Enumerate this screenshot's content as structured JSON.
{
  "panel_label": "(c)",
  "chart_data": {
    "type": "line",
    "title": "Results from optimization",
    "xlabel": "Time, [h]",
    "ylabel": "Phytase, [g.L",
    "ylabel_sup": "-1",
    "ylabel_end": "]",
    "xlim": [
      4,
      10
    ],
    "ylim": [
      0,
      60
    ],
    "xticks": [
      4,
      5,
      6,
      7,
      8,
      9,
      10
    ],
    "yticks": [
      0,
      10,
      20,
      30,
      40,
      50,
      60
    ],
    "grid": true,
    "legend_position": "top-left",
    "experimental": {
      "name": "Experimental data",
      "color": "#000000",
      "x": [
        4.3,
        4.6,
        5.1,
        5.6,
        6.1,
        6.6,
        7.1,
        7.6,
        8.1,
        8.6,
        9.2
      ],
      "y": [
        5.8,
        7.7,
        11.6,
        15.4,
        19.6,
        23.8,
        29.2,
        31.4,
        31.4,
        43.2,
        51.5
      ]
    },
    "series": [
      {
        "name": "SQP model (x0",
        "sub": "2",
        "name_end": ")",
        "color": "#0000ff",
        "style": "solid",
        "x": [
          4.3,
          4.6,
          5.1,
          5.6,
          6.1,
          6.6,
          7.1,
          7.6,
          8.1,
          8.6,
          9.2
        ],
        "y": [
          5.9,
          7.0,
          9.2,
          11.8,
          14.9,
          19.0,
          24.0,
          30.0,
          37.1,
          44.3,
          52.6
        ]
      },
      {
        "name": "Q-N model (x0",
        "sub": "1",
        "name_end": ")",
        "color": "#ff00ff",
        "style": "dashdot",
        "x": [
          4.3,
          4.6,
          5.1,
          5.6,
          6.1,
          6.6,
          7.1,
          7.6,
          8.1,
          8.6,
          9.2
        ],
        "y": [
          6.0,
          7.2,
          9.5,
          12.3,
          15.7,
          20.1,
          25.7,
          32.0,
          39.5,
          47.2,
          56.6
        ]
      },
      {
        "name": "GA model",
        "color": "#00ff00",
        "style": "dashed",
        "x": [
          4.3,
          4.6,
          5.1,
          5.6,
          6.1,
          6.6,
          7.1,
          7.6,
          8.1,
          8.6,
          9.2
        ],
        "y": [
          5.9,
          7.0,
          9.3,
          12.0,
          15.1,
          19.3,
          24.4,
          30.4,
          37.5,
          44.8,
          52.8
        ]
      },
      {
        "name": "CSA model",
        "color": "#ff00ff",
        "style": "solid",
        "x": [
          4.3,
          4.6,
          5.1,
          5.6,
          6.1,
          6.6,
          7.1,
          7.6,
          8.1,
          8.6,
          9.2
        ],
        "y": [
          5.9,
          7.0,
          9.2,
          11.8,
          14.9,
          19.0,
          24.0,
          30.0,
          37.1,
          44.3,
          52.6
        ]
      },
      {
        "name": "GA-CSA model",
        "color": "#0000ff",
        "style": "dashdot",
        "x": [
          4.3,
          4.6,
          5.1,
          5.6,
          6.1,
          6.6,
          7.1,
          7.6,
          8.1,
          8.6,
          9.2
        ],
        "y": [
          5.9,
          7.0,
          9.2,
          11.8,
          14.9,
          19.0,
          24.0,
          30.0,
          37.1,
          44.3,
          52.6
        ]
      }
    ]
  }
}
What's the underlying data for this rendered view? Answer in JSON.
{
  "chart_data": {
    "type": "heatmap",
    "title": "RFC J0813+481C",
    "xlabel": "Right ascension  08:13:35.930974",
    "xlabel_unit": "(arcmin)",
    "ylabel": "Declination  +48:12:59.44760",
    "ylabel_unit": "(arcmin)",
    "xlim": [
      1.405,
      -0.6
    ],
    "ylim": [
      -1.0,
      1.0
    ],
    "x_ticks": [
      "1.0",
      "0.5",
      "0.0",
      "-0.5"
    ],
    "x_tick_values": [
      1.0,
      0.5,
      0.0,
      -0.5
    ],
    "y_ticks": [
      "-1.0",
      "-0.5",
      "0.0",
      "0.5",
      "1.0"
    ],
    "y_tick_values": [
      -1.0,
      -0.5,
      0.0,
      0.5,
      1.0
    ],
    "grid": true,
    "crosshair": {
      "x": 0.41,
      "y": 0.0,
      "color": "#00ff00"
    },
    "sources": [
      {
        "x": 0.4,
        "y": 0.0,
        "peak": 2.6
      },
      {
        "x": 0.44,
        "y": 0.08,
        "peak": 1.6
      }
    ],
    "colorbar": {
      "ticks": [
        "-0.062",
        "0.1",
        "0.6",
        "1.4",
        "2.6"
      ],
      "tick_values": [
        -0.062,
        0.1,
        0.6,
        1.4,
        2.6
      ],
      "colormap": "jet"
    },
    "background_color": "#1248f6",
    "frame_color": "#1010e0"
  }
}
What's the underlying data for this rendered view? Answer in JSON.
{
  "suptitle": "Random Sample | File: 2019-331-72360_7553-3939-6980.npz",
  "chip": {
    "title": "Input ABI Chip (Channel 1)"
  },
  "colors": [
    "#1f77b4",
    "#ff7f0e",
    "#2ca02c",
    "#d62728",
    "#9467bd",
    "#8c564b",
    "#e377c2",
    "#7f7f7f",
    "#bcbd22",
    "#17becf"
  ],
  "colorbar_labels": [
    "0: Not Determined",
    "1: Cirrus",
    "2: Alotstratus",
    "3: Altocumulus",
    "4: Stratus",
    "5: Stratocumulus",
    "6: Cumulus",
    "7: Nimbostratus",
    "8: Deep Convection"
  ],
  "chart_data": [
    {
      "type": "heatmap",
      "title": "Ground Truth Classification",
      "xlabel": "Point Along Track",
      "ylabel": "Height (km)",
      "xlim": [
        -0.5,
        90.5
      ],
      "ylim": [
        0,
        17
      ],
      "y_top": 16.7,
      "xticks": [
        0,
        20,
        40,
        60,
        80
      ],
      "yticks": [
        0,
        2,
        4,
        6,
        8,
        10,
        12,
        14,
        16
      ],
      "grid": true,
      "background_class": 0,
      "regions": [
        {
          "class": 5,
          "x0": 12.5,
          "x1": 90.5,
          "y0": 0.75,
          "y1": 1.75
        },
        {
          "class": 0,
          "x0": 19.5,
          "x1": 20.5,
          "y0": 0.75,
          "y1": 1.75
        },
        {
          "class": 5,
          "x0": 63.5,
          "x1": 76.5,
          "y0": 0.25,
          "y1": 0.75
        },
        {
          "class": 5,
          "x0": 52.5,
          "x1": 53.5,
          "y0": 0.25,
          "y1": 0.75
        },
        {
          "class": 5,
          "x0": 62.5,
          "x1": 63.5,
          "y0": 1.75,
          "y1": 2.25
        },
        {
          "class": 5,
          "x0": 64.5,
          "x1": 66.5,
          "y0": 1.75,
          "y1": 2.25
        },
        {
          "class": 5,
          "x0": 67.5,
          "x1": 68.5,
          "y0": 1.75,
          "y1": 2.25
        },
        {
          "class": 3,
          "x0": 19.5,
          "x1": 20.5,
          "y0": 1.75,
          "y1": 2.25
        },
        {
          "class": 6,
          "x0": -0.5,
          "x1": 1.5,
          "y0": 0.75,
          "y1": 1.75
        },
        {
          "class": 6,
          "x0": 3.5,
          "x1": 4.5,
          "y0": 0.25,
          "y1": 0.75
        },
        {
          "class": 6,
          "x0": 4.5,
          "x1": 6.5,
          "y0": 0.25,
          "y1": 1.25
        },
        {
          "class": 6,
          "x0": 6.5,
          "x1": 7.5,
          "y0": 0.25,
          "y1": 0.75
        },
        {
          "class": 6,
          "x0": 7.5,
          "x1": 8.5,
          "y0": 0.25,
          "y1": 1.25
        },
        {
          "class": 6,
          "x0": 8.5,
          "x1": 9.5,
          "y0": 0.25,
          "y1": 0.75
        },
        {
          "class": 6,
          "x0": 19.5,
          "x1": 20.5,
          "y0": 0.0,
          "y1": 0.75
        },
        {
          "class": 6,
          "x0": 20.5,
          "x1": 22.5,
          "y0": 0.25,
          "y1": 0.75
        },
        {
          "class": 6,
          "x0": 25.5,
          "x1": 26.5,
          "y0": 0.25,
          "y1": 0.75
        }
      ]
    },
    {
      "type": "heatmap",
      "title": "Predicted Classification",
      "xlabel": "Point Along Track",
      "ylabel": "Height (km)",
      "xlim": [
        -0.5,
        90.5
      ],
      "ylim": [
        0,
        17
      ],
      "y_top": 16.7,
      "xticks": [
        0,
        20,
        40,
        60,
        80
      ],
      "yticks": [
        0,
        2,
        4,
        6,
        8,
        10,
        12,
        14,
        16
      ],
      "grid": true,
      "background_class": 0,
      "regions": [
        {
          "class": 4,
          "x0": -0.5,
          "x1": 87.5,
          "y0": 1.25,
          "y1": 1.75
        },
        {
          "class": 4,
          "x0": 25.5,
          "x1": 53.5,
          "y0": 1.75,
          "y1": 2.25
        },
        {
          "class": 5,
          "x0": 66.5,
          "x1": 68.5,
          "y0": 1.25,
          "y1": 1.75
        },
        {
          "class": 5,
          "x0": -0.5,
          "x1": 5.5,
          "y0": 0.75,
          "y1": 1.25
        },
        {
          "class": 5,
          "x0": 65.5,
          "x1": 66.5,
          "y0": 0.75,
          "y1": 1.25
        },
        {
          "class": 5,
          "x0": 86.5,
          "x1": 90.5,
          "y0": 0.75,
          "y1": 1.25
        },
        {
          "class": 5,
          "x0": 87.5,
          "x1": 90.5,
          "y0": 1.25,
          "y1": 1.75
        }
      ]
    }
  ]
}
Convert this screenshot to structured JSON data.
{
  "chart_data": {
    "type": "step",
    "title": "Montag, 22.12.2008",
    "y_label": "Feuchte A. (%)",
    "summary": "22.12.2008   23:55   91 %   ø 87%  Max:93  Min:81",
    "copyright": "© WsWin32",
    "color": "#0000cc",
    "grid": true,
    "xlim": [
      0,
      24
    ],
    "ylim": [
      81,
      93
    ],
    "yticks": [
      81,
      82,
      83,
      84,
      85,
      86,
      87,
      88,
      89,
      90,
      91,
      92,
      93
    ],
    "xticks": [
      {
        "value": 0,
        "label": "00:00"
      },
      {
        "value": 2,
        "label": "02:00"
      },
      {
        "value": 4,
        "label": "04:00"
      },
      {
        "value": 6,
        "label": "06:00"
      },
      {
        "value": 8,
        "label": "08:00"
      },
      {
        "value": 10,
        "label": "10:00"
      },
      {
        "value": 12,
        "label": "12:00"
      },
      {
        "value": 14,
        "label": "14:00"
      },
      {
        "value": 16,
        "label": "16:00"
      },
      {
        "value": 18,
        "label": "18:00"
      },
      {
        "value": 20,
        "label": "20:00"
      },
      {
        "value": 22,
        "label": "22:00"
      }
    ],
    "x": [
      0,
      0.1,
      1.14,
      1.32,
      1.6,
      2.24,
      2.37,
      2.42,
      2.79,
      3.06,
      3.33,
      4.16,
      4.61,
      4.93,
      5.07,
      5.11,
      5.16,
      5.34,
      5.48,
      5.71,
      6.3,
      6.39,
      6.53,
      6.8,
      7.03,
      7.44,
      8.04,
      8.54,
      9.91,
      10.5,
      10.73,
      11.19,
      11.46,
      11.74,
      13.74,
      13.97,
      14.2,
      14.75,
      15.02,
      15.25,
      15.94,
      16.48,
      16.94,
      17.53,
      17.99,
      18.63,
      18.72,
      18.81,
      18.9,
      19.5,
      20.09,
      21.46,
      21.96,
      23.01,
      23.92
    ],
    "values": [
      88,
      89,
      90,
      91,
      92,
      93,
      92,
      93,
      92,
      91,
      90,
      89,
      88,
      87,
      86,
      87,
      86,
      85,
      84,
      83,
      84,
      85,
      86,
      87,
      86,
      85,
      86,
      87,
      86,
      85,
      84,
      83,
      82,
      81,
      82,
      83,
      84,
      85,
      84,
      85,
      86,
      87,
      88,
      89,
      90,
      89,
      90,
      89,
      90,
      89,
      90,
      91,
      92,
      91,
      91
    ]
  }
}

= Directions for this task =
Identify every line where the string "arcmin" appears.

= Output for this task =
    "xlabel_unit": "(arcmin)",
    "ylabel_unit": "(arcmin)",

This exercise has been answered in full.